▶ _What you should do_: Go through the material below and copy each line where the word "values" appears.

▶ _Raw data_:
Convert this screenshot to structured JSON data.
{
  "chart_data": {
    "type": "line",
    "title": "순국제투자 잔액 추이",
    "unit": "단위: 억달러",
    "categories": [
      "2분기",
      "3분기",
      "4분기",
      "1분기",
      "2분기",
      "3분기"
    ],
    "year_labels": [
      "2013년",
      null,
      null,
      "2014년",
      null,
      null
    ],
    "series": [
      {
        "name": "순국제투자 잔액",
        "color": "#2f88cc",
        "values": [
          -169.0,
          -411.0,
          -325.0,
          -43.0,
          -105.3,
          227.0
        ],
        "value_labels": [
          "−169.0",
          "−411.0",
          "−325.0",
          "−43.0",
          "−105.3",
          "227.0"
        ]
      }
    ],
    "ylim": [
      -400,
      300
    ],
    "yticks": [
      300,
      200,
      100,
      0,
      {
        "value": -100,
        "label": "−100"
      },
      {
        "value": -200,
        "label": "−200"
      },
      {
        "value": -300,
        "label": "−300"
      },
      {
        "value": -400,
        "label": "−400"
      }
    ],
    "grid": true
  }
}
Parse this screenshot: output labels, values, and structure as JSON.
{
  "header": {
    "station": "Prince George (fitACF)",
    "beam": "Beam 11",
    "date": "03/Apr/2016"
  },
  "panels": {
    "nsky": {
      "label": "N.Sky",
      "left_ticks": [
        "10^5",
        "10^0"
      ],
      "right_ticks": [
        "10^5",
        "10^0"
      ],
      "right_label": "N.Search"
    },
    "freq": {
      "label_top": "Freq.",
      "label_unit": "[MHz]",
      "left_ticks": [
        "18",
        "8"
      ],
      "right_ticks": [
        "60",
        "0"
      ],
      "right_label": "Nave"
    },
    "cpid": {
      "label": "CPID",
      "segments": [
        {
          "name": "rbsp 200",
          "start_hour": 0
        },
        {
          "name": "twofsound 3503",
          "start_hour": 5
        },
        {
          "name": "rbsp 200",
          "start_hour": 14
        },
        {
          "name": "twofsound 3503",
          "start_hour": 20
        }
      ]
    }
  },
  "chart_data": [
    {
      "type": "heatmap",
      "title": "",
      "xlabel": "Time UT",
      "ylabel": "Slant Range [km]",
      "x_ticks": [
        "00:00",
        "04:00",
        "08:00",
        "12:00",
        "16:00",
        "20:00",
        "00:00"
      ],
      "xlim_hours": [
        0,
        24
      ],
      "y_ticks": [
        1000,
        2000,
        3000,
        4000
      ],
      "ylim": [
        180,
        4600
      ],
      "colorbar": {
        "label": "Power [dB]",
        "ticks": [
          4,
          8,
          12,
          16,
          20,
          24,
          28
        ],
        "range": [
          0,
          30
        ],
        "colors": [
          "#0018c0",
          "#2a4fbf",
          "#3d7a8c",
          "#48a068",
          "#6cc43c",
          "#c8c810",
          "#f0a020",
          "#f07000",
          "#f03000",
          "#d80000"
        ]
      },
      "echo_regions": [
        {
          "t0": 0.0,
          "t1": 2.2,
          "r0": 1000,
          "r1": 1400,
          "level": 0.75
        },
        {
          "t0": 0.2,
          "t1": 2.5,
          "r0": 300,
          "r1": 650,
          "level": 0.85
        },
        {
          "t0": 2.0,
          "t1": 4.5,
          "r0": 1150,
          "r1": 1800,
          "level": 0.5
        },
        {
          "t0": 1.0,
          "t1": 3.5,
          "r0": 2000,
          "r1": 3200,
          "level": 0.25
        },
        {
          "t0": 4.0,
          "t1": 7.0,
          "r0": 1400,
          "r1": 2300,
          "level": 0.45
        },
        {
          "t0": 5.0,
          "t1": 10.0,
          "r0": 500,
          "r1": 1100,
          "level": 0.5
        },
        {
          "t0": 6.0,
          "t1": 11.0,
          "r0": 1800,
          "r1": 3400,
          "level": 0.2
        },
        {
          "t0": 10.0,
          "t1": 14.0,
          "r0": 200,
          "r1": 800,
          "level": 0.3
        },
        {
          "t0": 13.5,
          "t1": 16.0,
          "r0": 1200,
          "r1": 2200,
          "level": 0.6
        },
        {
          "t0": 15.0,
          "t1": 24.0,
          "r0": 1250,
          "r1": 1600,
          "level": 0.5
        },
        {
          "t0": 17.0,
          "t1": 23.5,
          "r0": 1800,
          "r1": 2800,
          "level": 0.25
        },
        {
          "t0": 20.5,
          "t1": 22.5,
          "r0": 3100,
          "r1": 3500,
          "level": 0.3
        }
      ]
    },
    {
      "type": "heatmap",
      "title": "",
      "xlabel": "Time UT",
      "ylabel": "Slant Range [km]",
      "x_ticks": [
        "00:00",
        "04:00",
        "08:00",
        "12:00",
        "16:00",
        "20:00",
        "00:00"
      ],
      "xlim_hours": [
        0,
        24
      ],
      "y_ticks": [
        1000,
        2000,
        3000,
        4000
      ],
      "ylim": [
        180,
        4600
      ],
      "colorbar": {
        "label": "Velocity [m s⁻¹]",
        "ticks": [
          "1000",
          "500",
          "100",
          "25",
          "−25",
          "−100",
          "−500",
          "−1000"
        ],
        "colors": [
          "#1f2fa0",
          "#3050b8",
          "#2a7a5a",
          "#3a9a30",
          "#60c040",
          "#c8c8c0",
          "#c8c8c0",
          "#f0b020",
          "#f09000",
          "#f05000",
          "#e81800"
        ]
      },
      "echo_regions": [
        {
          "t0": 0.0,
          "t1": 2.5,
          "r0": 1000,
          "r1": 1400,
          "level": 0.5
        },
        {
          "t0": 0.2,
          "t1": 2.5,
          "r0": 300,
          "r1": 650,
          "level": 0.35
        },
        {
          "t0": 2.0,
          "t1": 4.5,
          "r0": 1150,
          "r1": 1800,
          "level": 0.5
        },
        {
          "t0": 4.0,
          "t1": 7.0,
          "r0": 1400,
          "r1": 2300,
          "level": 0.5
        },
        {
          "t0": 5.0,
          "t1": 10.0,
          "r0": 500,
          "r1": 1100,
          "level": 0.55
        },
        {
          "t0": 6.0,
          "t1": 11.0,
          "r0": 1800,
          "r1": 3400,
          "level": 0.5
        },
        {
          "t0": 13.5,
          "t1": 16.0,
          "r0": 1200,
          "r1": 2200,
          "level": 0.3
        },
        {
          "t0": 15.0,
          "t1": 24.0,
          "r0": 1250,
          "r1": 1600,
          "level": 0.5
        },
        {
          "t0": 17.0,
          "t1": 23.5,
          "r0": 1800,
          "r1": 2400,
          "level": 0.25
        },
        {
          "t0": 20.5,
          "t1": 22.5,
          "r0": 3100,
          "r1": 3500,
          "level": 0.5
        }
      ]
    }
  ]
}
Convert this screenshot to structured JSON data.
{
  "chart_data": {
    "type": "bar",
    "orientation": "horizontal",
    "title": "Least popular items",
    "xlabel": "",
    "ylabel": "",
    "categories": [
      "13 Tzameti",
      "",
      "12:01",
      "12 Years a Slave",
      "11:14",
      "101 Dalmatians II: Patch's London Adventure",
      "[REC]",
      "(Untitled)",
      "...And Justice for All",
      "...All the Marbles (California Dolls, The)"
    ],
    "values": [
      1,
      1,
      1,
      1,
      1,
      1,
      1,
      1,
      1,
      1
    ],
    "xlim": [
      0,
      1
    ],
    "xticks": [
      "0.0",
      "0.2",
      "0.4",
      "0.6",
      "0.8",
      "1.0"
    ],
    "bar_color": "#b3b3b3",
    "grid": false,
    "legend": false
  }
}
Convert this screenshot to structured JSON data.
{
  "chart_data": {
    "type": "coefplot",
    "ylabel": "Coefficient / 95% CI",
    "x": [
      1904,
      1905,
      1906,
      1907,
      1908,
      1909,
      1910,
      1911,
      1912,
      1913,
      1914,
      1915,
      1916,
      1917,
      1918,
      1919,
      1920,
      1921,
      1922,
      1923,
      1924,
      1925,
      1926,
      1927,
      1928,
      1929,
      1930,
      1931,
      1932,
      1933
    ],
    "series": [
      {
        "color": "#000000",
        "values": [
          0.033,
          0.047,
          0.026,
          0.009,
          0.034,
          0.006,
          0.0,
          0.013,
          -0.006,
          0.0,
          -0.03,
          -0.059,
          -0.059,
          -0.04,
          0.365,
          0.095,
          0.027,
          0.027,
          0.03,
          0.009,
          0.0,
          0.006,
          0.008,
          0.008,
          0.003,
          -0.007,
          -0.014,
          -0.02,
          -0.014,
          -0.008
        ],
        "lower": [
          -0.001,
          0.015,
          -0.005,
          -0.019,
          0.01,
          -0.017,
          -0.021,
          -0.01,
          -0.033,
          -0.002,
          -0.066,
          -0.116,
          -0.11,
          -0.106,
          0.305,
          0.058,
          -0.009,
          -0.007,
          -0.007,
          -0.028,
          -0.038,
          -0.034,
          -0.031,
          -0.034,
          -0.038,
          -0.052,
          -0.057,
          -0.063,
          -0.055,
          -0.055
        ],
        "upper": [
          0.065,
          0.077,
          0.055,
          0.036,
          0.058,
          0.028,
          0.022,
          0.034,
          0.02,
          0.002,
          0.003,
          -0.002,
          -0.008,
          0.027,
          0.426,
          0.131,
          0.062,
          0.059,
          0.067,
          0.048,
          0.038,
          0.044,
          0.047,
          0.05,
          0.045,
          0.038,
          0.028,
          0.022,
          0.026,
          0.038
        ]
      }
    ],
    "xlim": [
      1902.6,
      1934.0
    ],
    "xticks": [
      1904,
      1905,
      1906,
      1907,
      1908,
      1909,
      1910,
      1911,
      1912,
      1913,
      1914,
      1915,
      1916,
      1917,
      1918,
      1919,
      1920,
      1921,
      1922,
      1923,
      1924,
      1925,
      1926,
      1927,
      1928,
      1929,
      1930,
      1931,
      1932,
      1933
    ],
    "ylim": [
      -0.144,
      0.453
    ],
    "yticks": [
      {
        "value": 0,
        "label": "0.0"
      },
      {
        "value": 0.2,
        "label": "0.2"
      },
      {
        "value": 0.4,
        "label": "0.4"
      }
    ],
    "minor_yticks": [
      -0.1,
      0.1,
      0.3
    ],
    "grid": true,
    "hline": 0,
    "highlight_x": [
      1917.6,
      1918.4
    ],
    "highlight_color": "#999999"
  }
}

▶ _Answer to this problem_:
        "values": [
Parse this screenshot: output labels, values, and structure as JSON.
    "values": [
        "values": [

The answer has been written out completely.